Everything in the listing except the pictures should be written out exactly.

Data.
::::
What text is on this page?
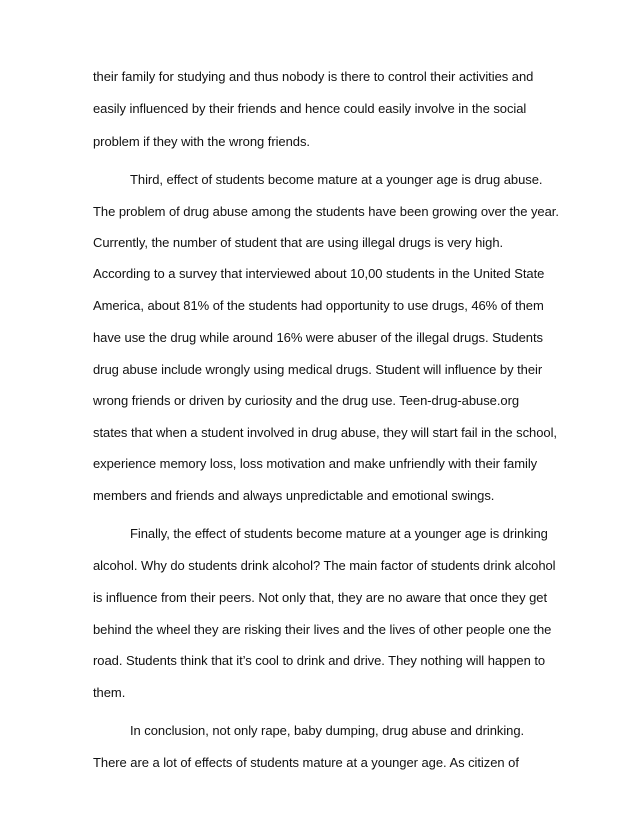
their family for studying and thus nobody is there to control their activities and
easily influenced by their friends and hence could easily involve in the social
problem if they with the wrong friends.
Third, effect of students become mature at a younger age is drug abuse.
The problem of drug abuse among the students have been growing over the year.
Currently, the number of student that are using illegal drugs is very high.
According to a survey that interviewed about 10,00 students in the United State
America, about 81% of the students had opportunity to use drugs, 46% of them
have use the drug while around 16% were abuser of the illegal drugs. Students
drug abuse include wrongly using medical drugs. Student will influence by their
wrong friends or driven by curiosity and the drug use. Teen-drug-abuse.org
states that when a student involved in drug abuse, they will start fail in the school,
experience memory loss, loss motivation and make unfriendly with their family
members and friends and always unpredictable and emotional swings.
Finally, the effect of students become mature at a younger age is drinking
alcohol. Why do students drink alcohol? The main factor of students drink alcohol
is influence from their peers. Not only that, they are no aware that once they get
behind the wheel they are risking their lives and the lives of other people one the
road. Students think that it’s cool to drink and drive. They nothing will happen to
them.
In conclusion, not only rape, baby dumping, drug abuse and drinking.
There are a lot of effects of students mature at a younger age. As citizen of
::::
Solution to this problem.
What text is on this page?
their family for studying and thus nobody is there to control their activities and
easily influenced by their friends and hence could easily involve in the social
problem if they with the wrong friends.
Third, effect of students become mature at a younger age is drug abuse.
The problem of drug abuse among the students have been growing over the year.
Currently, the number of student that are using illegal drugs is very high.
According to a survey that interviewed about 10,00 students in the United State
America, about 81% of the students had opportunity to use drugs, 46% of them
have use the drug while around 16% were abuser of the illegal drugs. Students
drug abuse include wrongly using medical drugs. Student will influence by their
wrong friends or driven by curiosity and the drug use. Teen-drug-abuse.org
states that when a student involved in drug abuse, they will start fail in the school,
experience memory loss, loss motivation and make unfriendly with their family
members and friends and always unpredictable and emotional swings.
Finally, the effect of students become mature at a younger age is drinking
alcohol. Why do students drink alcohol? The main factor of students drink alcohol
is influence from their peers. Not only that, they are no aware that once they get
behind the wheel they are risking their lives and the lives of other people one the
road. Students think that it’s cool to drink and drive. They nothing will happen to
them.
In conclusion, not only rape, baby dumping, drug abuse and drinking.
There are a lot of effects of students mature at a younger age. As citizen of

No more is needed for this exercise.